TRECHO SELECIONADO —
------------------------------------

Ao votar em um julgamento cujo resultado lhe interessava diretamente, Toffoli diz ao Brasil que os ministros do Supremo realmente consideram estar acima de tudo. Editorial da Gazeta do Povo:
Uma
decisão do Supremo Tribunal Federal tomada por meio do plenário
virtual, sem transmissão na TV Justiça, enterrou de vez qualquer
possibilidade de investigação contra um de seus ministros, Dias Toffoli.
O ministro Edson Fachin já havia negado liminarmente autorização para a
Polícia Federal investigar a denúncia, feita pelo ex-governador
fluminense Sérgio Cabral, de que Toffoli teria vendido sentenças quando
era presidente do Tribunal Superior Eleitoral. Agora, o plenário da
corte decidiu anular a delação toda, que Fachin havia homologado no
início de 2020. O pedido de anulação veio da Procuradoria-Geral da
República, que não participou do acordo de colaboração premiada.

------------------------------------

INFORMAÇÕES FORNECIDAS —
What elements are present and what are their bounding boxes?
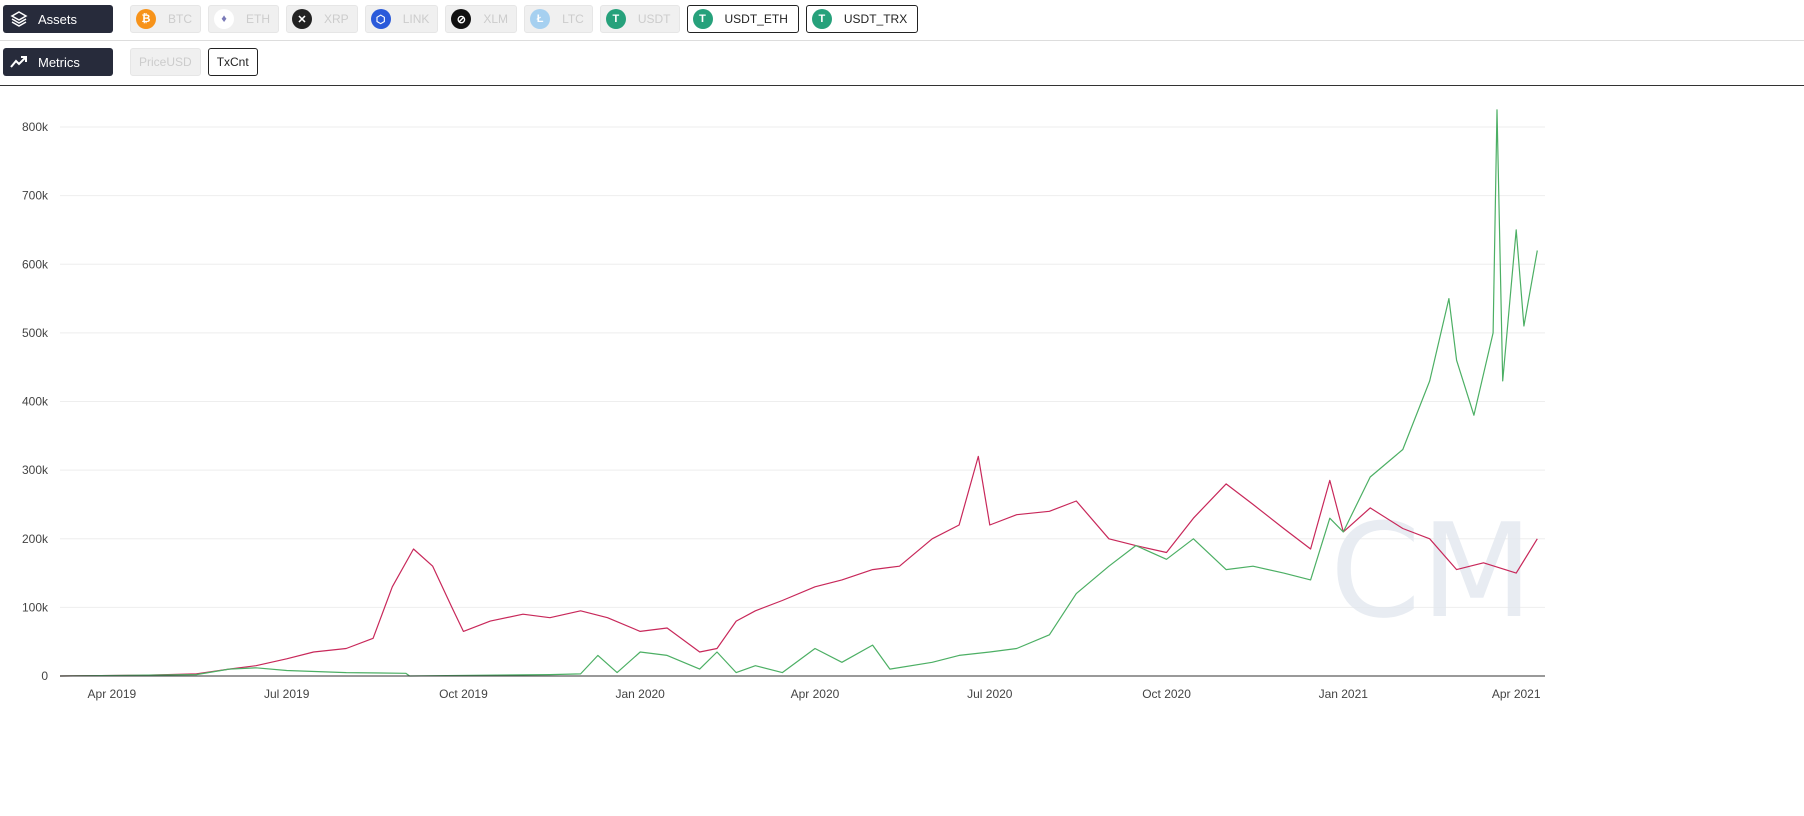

------------------------------------

O PROBLEMA — De acordo com o trecho selecionado, de qual órgão partiu o pedido de anulação da delação de Sérgio Cabral?

RESOLUÇÃO COMPLETA — O pedido partiu da Procuradoria-Geral da República.